- **Data listing**:
-.-.-

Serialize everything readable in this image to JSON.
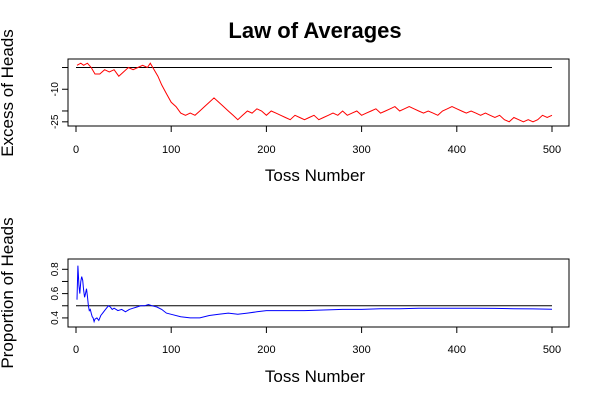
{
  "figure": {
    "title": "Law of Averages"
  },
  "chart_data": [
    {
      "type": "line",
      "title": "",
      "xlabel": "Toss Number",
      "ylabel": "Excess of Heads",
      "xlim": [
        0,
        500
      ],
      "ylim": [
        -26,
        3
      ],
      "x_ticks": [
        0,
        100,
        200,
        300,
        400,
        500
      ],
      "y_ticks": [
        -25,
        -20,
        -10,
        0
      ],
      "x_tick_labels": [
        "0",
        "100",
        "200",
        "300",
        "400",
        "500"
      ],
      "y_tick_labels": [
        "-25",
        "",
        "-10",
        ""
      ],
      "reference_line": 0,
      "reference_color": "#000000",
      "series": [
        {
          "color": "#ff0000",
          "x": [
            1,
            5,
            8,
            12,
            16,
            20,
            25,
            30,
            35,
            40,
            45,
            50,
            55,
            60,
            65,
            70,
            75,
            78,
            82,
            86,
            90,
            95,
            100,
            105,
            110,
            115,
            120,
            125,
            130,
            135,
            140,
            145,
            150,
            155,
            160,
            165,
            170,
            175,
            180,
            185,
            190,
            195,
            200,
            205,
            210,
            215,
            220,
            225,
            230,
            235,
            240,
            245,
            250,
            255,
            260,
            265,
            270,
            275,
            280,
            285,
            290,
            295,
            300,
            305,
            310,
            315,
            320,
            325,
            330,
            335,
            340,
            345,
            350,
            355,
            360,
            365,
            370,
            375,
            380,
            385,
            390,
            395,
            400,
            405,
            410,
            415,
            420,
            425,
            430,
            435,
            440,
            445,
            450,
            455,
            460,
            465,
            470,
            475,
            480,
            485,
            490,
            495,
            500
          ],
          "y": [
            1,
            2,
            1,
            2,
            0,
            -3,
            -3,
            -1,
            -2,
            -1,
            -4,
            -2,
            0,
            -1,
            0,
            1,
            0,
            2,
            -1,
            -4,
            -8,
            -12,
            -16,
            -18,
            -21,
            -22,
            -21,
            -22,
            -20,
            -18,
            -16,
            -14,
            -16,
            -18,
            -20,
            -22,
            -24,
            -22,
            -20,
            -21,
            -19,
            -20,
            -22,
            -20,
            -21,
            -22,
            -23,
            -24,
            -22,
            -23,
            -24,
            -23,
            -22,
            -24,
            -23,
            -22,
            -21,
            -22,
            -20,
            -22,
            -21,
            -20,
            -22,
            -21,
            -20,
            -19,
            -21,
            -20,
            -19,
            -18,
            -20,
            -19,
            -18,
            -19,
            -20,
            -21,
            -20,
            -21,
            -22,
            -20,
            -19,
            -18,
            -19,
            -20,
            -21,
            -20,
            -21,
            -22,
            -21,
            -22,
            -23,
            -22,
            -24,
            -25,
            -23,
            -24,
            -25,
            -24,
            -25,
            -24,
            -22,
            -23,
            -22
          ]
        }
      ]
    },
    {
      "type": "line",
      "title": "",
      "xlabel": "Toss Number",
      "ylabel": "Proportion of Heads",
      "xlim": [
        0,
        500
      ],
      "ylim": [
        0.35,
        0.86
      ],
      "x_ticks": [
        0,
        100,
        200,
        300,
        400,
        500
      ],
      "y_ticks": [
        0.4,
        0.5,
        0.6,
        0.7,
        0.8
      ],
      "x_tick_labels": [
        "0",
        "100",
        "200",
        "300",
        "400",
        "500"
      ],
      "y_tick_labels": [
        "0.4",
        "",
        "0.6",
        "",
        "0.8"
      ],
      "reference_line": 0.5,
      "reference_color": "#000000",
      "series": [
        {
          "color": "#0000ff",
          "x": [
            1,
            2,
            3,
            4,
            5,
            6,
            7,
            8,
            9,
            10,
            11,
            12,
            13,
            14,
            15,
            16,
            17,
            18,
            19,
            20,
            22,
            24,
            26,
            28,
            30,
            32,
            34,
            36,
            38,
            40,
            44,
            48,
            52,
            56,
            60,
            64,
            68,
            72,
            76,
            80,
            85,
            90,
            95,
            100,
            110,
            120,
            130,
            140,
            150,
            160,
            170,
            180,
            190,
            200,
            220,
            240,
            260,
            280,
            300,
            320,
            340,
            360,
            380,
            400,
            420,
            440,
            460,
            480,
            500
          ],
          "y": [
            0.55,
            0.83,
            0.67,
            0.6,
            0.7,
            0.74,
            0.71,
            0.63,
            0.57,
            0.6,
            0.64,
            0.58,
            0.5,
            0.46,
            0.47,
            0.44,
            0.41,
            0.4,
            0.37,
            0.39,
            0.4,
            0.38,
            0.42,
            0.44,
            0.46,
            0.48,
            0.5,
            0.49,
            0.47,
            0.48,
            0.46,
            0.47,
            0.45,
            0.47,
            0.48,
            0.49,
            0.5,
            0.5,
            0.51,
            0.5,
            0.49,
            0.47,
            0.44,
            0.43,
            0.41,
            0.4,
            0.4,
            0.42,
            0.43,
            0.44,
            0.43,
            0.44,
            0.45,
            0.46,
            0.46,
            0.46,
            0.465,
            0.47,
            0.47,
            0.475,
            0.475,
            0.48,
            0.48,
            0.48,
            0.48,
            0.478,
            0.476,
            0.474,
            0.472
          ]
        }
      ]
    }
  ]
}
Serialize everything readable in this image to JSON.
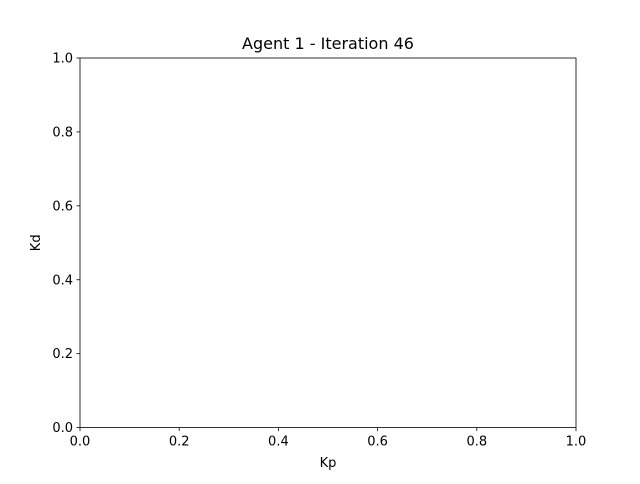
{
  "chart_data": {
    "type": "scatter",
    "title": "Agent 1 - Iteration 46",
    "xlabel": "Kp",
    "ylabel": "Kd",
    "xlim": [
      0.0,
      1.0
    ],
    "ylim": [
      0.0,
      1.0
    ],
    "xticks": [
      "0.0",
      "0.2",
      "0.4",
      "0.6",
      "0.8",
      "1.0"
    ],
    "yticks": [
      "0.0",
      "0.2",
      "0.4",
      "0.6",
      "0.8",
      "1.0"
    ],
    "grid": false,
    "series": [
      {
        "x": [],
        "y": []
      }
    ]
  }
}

-.-.-

Quote the material exactly. Pictures stay out.

- **WORKED ANSWER**:
Serialize everything readable in this image to JSON.
{
  "figure": {
    "title": "Law of Averages"
  },
  "chart_data": [
    {
      "type": "line",
      "title": "",
      "xlabel": "Toss Number",
      "ylabel": "Excess of Heads",
      "xlim": [
        0,
        500
      ],
      "ylim": [
        -26,
        3
      ],
      "x_ticks": [
        0,
        100,
        200,
        300,
        400,
        500
      ],
      "y_ticks": [
        -25,
        -20,
        -10,
        0
      ],
      "x_tick_labels": [
        "0",
        "100",
        "200",
        "300",
        "400",
        "500"
      ],
      "y_tick_labels": [
        "-25",
        "",
        "-10",
        ""
      ],
      "reference_line": 0,
      "reference_color": "#000000",
      "series": [
        {
          "color": "#ff0000",
          "x": [
            1,
            5,
            8,
            12,
            16,
            20,
            25,
            30,
            35,
            40,
            45,
            50,
            55,
            60,
            65,
            70,
            75,
            78,
            82,
            86,
            90,
            95,
            100,
            105,
            110,
            115,
            120,
            125,
            130,
            135,
            140,
            145,
            150,
            155,
            160,
            165,
            170,
            175,
            180,
            185,
            190,
            195,
            200,
            205,
            210,
            215,
            220,
            225,
            230,
            235,
            240,
            245,
            250,
            255,
            260,
            265,
            270,
            275,
            280,
            285,
            290,
            295,
            300,
            305,
            310,
            315,
            320,
            325,
            330,
            335,
            340,
            345,
            350,
            355,
            360,
            365,
            370,
            375,
            380,
            385,
            390,
            395,
            400,
            405,
            410,
            415,
            420,
            425,
            430,
            435,
            440,
            445,
            450,
            455,
            460,
            465,
            470,
            475,
            480,
            485,
            490,
            495,
            500
          ],
          "y": [
            1,
            2,
            1,
            2,
            0,
            -3,
            -3,
            -1,
            -2,
            -1,
            -4,
            -2,
            0,
            -1,
            0,
            1,
            0,
            2,
            -1,
            -4,
            -8,
            -12,
            -16,
            -18,
            -21,
            -22,
            -21,
            -22,
            -20,
            -18,
            -16,
            -14,
            -16,
            -18,
            -20,
            -22,
            -24,
            -22,
            -20,
            -21,
            -19,
            -20,
            -22,
            -20,
            -21,
            -22,
            -23,
            -24,
            -22,
            -23,
            -24,
            -23,
            -22,
            -24,
            -23,
            -22,
            -21,
            -22,
            -20,
            -22,
            -21,
            -20,
            -22,
            -21,
            -20,
            -19,
            -21,
            -20,
            -19,
            -18,
            -20,
            -19,
            -18,
            -19,
            -20,
            -21,
            -20,
            -21,
            -22,
            -20,
            -19,
            -18,
            -19,
            -20,
            -21,
            -20,
            -21,
            -22,
            -21,
            -22,
            -23,
            -22,
            -24,
            -25,
            -23,
            -24,
            -25,
            -24,
            -25,
            -24,
            -22,
            -23,
            -22
          ]
        }
      ]
    },
    {
      "type": "line",
      "title": "",
      "xlabel": "Toss Number",
      "ylabel": "Proportion of Heads",
      "xlim": [
        0,
        500
      ],
      "ylim": [
        0.35,
        0.86
      ],
      "x_ticks": [
        0,
        100,
        200,
        300,
        400,
        500
      ],
      "y_ticks": [
        0.4,
        0.5,
        0.6,
        0.7,
        0.8
      ],
      "x_tick_labels": [
        "0",
        "100",
        "200",
        "300",
        "400",
        "500"
      ],
      "y_tick_labels": [
        "0.4",
        "",
        "0.6",
        "",
        "0.8"
      ],
      "reference_line": 0.5,
      "reference_color": "#000000",
      "series": [
        {
          "color": "#0000ff",
          "x": [
            1,
            2,
            3,
            4,
            5,
            6,
            7,
            8,
            9,
            10,
            11,
            12,
            13,
            14,
            15,
            16,
            17,
            18,
            19,
            20,
            22,
            24,
            26,
            28,
            30,
            32,
            34,
            36,
            38,
            40,
            44,
            48,
            52,
            56,
            60,
            64,
            68,
            72,
            76,
            80,
            85,
            90,
            95,
            100,
            110,
            120,
            130,
            140,
            150,
            160,
            170,
            180,
            190,
            200,
            220,
            240,
            260,
            280,
            300,
            320,
            340,
            360,
            380,
            400,
            420,
            440,
            460,
            480,
            500
          ],
          "y": [
            0.55,
            0.83,
            0.67,
            0.6,
            0.7,
            0.74,
            0.71,
            0.63,
            0.57,
            0.6,
            0.64,
            0.58,
            0.5,
            0.46,
            0.47,
            0.44,
            0.41,
            0.4,
            0.37,
            0.39,
            0.4,
            0.38,
            0.42,
            0.44,
            0.46,
            0.48,
            0.5,
            0.49,
            0.47,
            0.48,
            0.46,
            0.47,
            0.45,
            0.47,
            0.48,
            0.49,
            0.5,
            0.5,
            0.51,
            0.5,
            0.49,
            0.47,
            0.44,
            0.43,
            0.41,
            0.4,
            0.4,
            0.42,
            0.43,
            0.44,
            0.43,
            0.44,
            0.45,
            0.46,
            0.46,
            0.46,
            0.465,
            0.47,
            0.47,
            0.475,
            0.475,
            0.48,
            0.48,
            0.48,
            0.48,
            0.478,
            0.476,
            0.474,
            0.472
          ]
        }
      ]
    }
  ]
}
Serialize everything readable in this image to JSON.
{
  "chart_data": {
    "type": "scatter",
    "title": "Agent 1 - Iteration 46",
    "xlabel": "Kp",
    "ylabel": "Kd",
    "xlim": [
      0.0,
      1.0
    ],
    "ylim": [
      0.0,
      1.0
    ],
    "xticks": [
      "0.0",
      "0.2",
      "0.4",
      "0.6",
      "0.8",
      "1.0"
    ],
    "yticks": [
      "0.0",
      "0.2",
      "0.4",
      "0.6",
      "0.8",
      "1.0"
    ],
    "grid": false,
    "series": [
      {
        "x": [],
        "y": []
      }
    ]
  }
}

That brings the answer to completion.